Task objective: Gather each line of the records below that contains the string "quality" and copy those lines in full.

Information shown:
-- START --
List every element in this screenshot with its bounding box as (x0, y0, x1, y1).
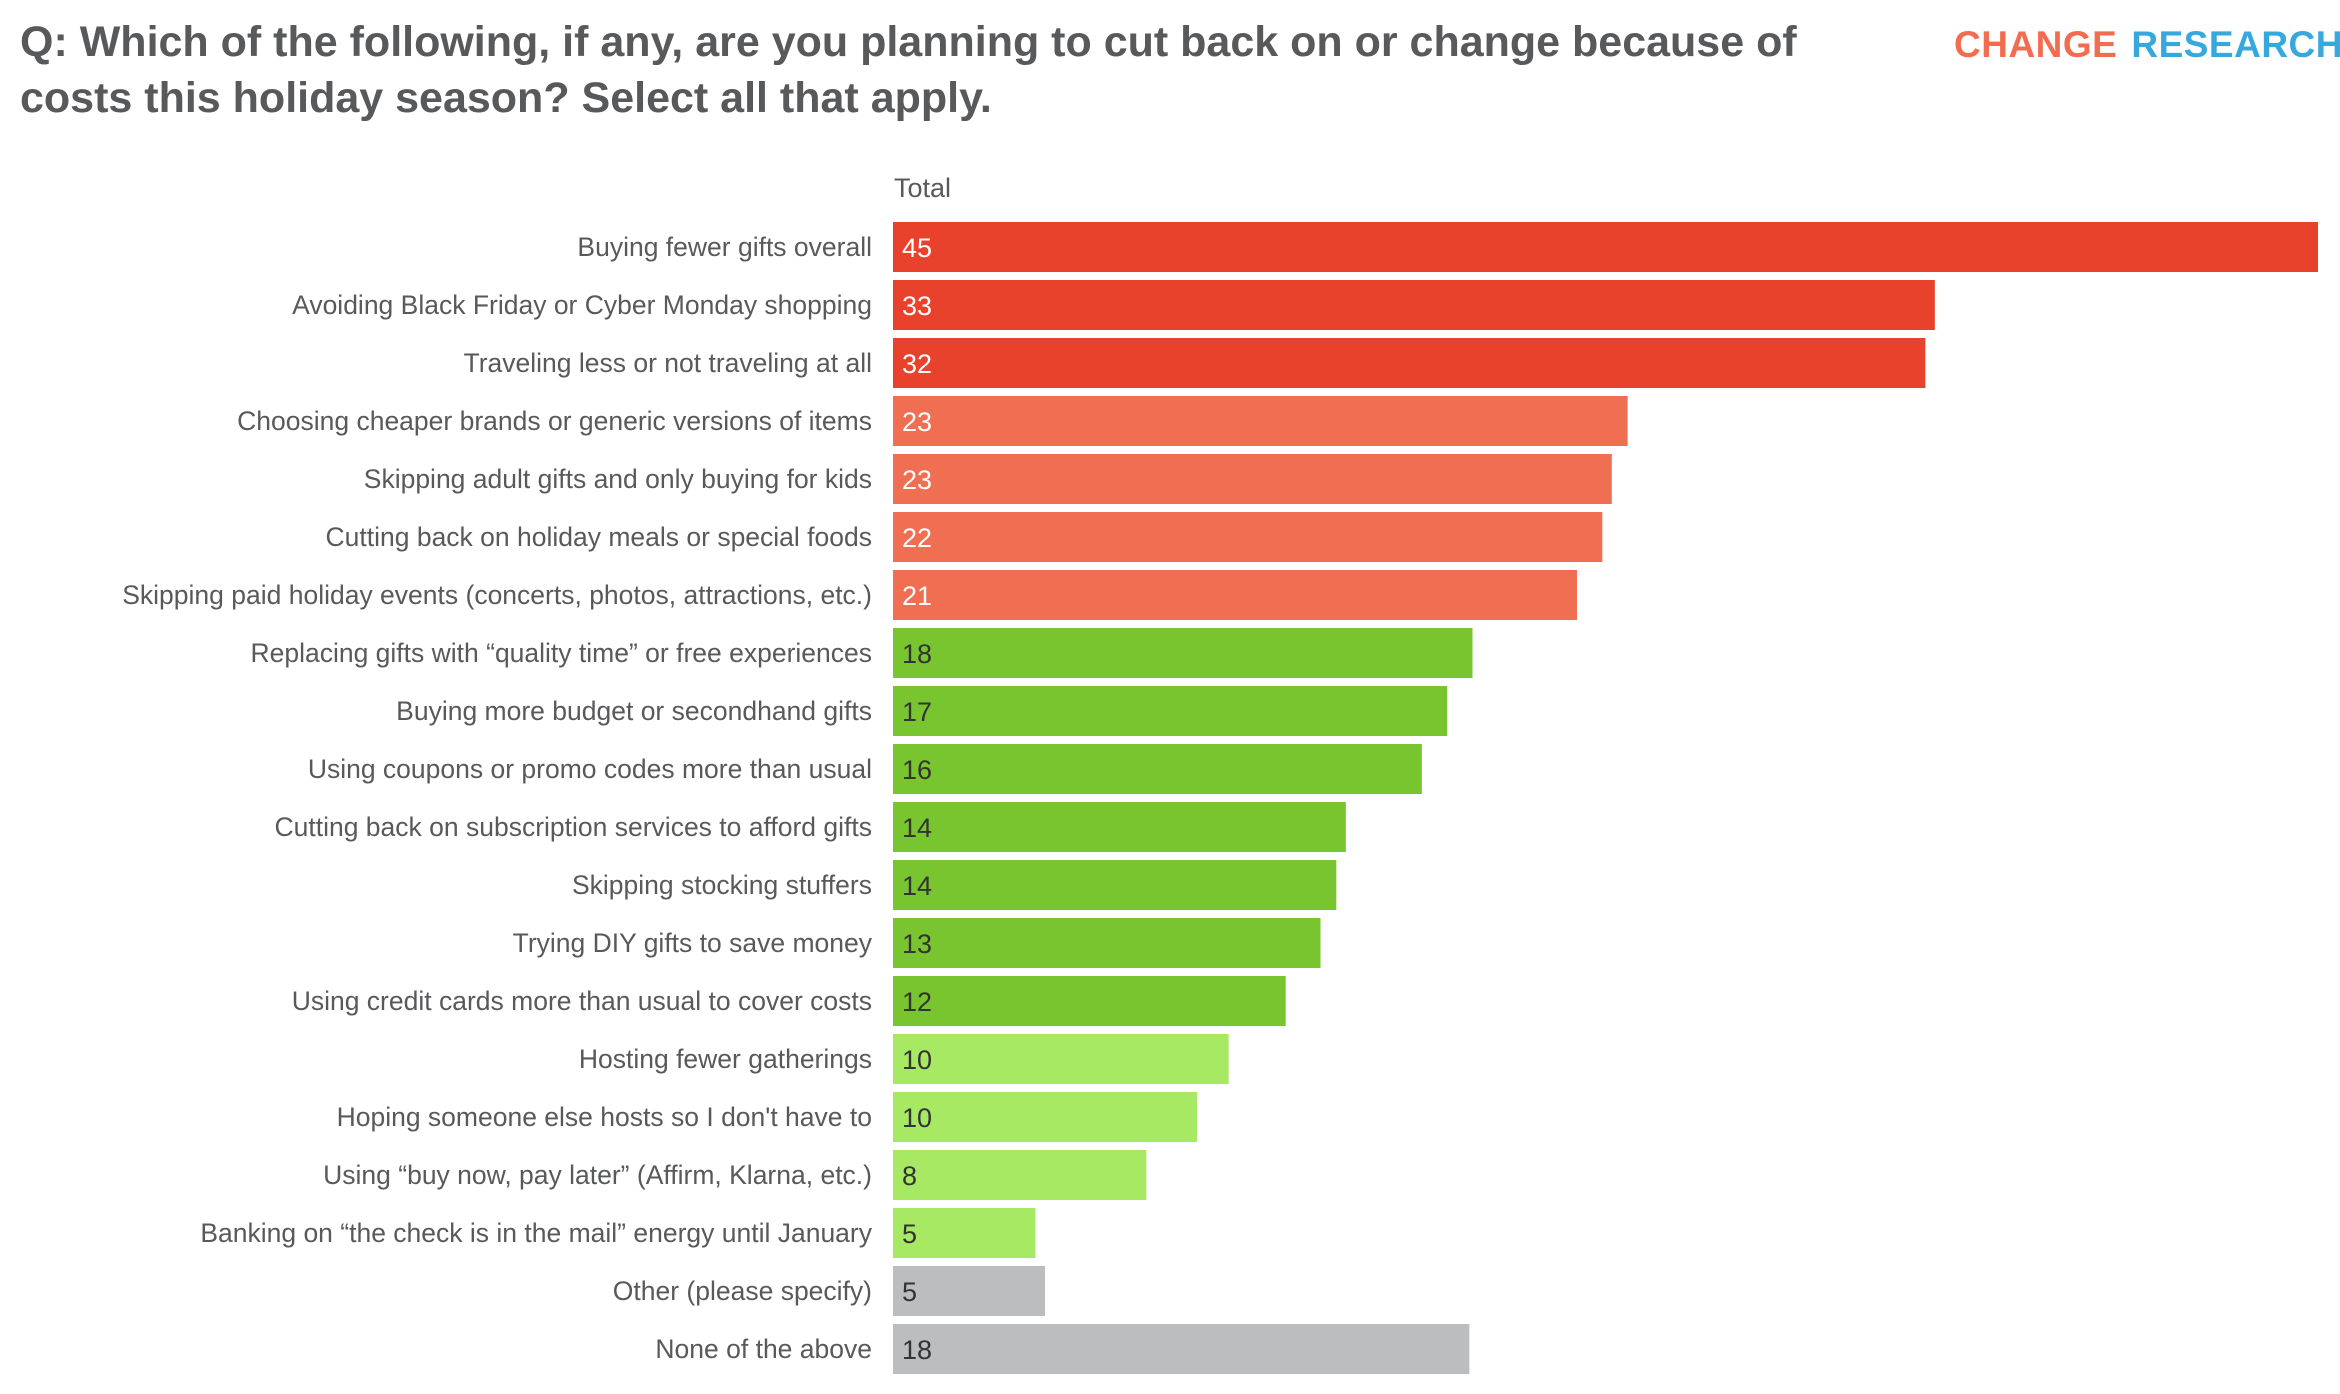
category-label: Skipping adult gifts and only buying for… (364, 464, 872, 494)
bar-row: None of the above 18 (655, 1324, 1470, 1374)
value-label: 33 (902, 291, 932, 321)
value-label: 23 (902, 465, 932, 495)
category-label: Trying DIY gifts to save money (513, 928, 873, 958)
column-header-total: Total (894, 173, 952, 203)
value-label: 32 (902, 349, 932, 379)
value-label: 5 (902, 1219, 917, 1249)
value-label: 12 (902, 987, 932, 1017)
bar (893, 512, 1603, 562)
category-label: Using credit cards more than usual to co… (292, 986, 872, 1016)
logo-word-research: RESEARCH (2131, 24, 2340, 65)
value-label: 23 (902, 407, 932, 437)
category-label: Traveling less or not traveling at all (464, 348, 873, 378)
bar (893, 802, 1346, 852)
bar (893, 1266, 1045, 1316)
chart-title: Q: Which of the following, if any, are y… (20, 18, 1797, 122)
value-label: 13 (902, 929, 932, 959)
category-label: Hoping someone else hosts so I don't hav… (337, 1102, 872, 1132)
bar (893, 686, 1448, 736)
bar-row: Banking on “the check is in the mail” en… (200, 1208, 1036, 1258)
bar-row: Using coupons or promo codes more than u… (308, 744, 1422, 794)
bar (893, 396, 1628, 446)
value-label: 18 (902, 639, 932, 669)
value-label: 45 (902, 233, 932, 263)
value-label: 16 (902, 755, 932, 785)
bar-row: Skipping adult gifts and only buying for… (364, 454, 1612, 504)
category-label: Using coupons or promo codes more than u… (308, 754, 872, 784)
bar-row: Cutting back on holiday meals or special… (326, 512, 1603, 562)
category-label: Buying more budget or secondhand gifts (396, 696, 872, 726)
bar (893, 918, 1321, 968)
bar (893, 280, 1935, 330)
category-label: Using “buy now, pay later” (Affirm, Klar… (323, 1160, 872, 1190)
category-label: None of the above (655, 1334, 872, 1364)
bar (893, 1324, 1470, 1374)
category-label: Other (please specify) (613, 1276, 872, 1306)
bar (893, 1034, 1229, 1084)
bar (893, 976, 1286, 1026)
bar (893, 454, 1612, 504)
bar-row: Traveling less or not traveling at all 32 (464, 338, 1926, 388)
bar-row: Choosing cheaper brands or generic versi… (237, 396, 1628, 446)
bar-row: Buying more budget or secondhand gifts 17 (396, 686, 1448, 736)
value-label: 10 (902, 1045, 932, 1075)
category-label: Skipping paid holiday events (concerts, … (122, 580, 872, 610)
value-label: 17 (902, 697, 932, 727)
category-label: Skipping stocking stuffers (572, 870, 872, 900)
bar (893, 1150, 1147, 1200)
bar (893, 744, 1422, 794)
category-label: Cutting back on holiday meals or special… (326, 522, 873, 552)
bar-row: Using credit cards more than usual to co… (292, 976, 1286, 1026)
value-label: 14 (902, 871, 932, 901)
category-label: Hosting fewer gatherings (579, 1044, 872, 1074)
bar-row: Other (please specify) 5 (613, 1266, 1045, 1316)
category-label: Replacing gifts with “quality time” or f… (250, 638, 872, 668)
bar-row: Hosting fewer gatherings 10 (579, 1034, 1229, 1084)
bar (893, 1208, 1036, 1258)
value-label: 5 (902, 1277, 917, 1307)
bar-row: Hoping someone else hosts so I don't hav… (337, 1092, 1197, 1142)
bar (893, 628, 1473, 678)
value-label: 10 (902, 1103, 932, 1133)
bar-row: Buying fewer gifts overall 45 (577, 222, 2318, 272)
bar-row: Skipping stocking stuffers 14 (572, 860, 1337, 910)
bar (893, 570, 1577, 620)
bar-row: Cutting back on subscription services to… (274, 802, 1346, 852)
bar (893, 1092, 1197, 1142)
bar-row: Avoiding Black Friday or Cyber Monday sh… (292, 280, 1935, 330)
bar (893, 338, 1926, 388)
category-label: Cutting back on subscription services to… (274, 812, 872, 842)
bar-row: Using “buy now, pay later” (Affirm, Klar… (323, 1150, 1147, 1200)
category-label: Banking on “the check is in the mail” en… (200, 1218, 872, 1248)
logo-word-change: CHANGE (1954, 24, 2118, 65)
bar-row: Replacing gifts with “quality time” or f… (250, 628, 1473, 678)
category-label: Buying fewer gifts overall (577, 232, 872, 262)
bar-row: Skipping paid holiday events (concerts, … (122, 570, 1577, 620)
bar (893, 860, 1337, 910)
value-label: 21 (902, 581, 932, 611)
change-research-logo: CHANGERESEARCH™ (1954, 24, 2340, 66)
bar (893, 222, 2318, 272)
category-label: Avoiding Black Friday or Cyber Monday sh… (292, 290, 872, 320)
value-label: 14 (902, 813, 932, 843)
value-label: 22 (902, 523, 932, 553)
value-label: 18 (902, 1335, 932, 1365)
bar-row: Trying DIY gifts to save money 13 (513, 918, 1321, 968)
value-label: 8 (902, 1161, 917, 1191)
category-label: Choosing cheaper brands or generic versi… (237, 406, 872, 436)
-- END --
Task solution:
category-label: Replacing gifts with “quality time” or f… (250, 638, 872, 668)
bar-row: Replacing gifts with “quality time” or f… (250, 628, 1473, 678)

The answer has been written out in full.